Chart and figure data
▬▬▬▬▬▬

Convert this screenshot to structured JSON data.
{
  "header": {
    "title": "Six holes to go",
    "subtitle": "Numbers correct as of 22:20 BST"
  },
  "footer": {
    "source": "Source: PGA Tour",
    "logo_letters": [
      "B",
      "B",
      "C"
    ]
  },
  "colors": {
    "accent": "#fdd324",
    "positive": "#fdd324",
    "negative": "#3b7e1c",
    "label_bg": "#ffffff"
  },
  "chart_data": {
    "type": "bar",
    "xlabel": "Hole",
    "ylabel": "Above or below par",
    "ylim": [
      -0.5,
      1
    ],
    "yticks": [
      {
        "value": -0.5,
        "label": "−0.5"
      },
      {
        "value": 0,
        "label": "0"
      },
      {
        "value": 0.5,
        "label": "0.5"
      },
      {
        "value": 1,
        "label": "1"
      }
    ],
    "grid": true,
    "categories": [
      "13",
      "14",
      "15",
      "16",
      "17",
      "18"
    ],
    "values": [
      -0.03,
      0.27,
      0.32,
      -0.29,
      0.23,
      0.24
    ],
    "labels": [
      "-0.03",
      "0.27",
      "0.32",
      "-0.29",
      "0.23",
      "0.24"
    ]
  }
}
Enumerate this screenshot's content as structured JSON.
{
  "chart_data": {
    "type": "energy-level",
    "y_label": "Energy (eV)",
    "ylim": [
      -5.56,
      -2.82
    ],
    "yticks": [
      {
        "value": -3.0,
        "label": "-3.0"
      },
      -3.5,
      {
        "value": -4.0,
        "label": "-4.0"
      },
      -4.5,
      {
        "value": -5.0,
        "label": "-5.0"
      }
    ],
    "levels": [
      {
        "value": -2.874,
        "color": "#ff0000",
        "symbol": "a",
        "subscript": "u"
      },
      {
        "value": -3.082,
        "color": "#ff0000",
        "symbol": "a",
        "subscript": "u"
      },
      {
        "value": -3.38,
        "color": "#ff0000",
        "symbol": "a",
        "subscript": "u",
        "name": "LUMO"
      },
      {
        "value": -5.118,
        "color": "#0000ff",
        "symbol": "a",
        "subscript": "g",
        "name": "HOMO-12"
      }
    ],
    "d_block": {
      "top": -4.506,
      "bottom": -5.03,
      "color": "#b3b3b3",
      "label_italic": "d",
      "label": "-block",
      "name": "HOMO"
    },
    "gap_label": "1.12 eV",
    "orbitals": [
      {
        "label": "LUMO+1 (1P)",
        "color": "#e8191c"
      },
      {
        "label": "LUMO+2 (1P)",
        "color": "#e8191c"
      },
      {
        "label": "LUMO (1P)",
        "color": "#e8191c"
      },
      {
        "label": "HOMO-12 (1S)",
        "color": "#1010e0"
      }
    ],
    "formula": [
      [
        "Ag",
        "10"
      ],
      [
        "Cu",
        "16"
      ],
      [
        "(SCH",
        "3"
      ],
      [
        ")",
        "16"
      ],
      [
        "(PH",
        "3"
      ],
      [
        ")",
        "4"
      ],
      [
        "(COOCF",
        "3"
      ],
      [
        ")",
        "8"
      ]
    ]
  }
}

▬▬▬▬▬▬

■ WORK TO BE COMPLETED
Write the whole listing out again. Keep every line exactly as it is.

■ REPLY
Convert this screenshot to structured JSON data.
{
  "header": {
    "title": "Six holes to go",
    "subtitle": "Numbers correct as of 22:20 BST"
  },
  "footer": {
    "source": "Source: PGA Tour",
    "logo_letters": [
      "B",
      "B",
      "C"
    ]
  },
  "colors": {
    "accent": "#fdd324",
    "positive": "#fdd324",
    "negative": "#3b7e1c",
    "label_bg": "#ffffff"
  },
  "chart_data": {
    "type": "bar",
    "xlabel": "Hole",
    "ylabel": "Above or below par",
    "ylim": [
      -0.5,
      1
    ],
    "yticks": [
      {
        "value": -0.5,
        "label": "−0.5"
      },
      {
        "value": 0,
        "label": "0"
      },
      {
        "value": 0.5,
        "label": "0.5"
      },
      {
        "value": 1,
        "label": "1"
      }
    ],
    "grid": true,
    "categories": [
      "13",
      "14",
      "15",
      "16",
      "17",
      "18"
    ],
    "values": [
      -0.03,
      0.27,
      0.32,
      -0.29,
      0.23,
      0.24
    ],
    "labels": [
      "-0.03",
      "0.27",
      "0.32",
      "-0.29",
      "0.23",
      "0.24"
    ]
  }
}
Enumerate this screenshot's content as structured JSON.
{
  "chart_data": {
    "type": "energy-level",
    "y_label": "Energy (eV)",
    "ylim": [
      -5.56,
      -2.82
    ],
    "yticks": [
      {
        "value": -3.0,
        "label": "-3.0"
      },
      -3.5,
      {
        "value": -4.0,
        "label": "-4.0"
      },
      -4.5,
      {
        "value": -5.0,
        "label": "-5.0"
      }
    ],
    "levels": [
      {
        "value": -2.874,
        "color": "#ff0000",
        "symbol": "a",
        "subscript": "u"
      },
      {
        "value": -3.082,
        "color": "#ff0000",
        "symbol": "a",
        "subscript": "u"
      },
      {
        "value": -3.38,
        "color": "#ff0000",
        "symbol": "a",
        "subscript": "u",
        "name": "LUMO"
      },
      {
        "value": -5.118,
        "color": "#0000ff",
        "symbol": "a",
        "subscript": "g",
        "name": "HOMO-12"
      }
    ],
    "d_block": {
      "top": -4.506,
      "bottom": -5.03,
      "color": "#b3b3b3",
      "label_italic": "d",
      "label": "-block",
      "name": "HOMO"
    },
    "gap_label": "1.12 eV",
    "orbitals": [
      {
        "label": "LUMO+1 (1P)",
        "color": "#e8191c"
      },
      {
        "label": "LUMO+2 (1P)",
        "color": "#e8191c"
      },
      {
        "label": "LUMO (1P)",
        "color": "#e8191c"
      },
      {
        "label": "HOMO-12 (1S)",
        "color": "#1010e0"
      }
    ],
    "formula": [
      [
        "Ag",
        "10"
      ],
      [
        "Cu",
        "16"
      ],
      [
        "(SCH",
        "3"
      ],
      [
        ")",
        "16"
      ],
      [
        "(PH",
        "3"
      ],
      [
        ")",
        "4"
      ],
      [
        "(COOCF",
        "3"
      ],
      [
        ")",
        "8"
      ]
    ]
  }
}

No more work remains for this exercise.